- Required work -
Retype the records below word for word and omit any image.

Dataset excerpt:
'''
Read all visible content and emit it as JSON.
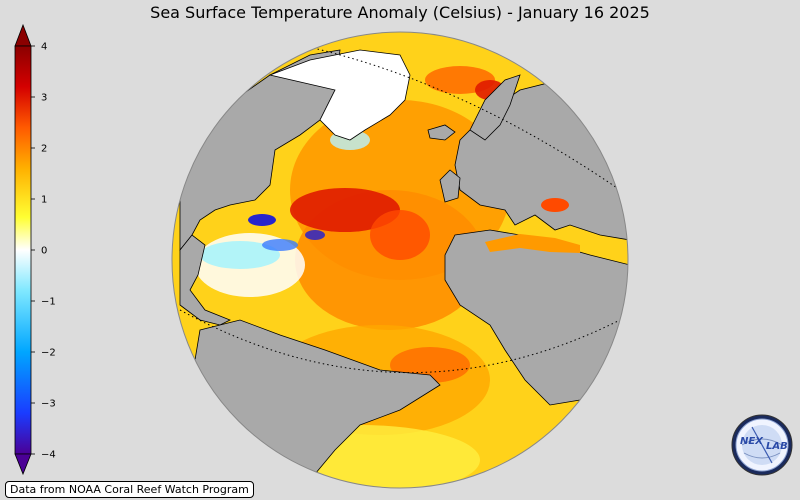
{
  "title": "Sea Surface Temperature Anomaly (Celsius) - January 16 2025",
  "colorbar": {
    "min": -4,
    "max": 4,
    "ticks": [
      {
        "value": 4,
        "label": "4"
      },
      {
        "value": 3,
        "label": "3"
      },
      {
        "value": 2,
        "label": "2"
      },
      {
        "value": 1,
        "label": "1"
      },
      {
        "value": 0,
        "label": "0"
      },
      {
        "value": -1,
        "label": "−1"
      },
      {
        "value": -2,
        "label": "−2"
      },
      {
        "value": -3,
        "label": "−3"
      },
      {
        "value": -4,
        "label": "−4"
      }
    ],
    "colors": [
      "#4b0096",
      "#1a3cff",
      "#00a6ff",
      "#7fe8ff",
      "#ffffff",
      "#ffff33",
      "#ffb000",
      "#ff5a00",
      "#d40000",
      "#8b0000"
    ]
  },
  "map": {
    "projection": "orthographic globe",
    "land_color": "#a9a9a9",
    "ocean_anomaly_dominant": "warm",
    "ice_color": "#ffffff"
  },
  "credit": "Data from NOAA Coral Reef Watch Program",
  "logo": {
    "icon": "nexlab-globe-logo",
    "text_left": "NEX",
    "text_right": "LAB"
  }
}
'''
- Answer below -
Read all visible content and emit it as JSON.
{
  "title": "Sea Surface Temperature Anomaly (Celsius) - January 16 2025",
  "colorbar": {
    "min": -4,
    "max": 4,
    "ticks": [
      {
        "value": 4,
        "label": "4"
      },
      {
        "value": 3,
        "label": "3"
      },
      {
        "value": 2,
        "label": "2"
      },
      {
        "value": 1,
        "label": "1"
      },
      {
        "value": 0,
        "label": "0"
      },
      {
        "value": -1,
        "label": "−1"
      },
      {
        "value": -2,
        "label": "−2"
      },
      {
        "value": -3,
        "label": "−3"
      },
      {
        "value": -4,
        "label": "−4"
      }
    ],
    "colors": [
      "#4b0096",
      "#1a3cff",
      "#00a6ff",
      "#7fe8ff",
      "#ffffff",
      "#ffff33",
      "#ffb000",
      "#ff5a00",
      "#d40000",
      "#8b0000"
    ]
  },
  "map": {
    "projection": "orthographic globe",
    "land_color": "#a9a9a9",
    "ocean_anomaly_dominant": "warm",
    "ice_color": "#ffffff"
  },
  "credit": "Data from NOAA Coral Reef Watch Program",
  "logo": {
    "icon": "nexlab-globe-logo",
    "text_left": "NEX",
    "text_right": "LAB"
  }
}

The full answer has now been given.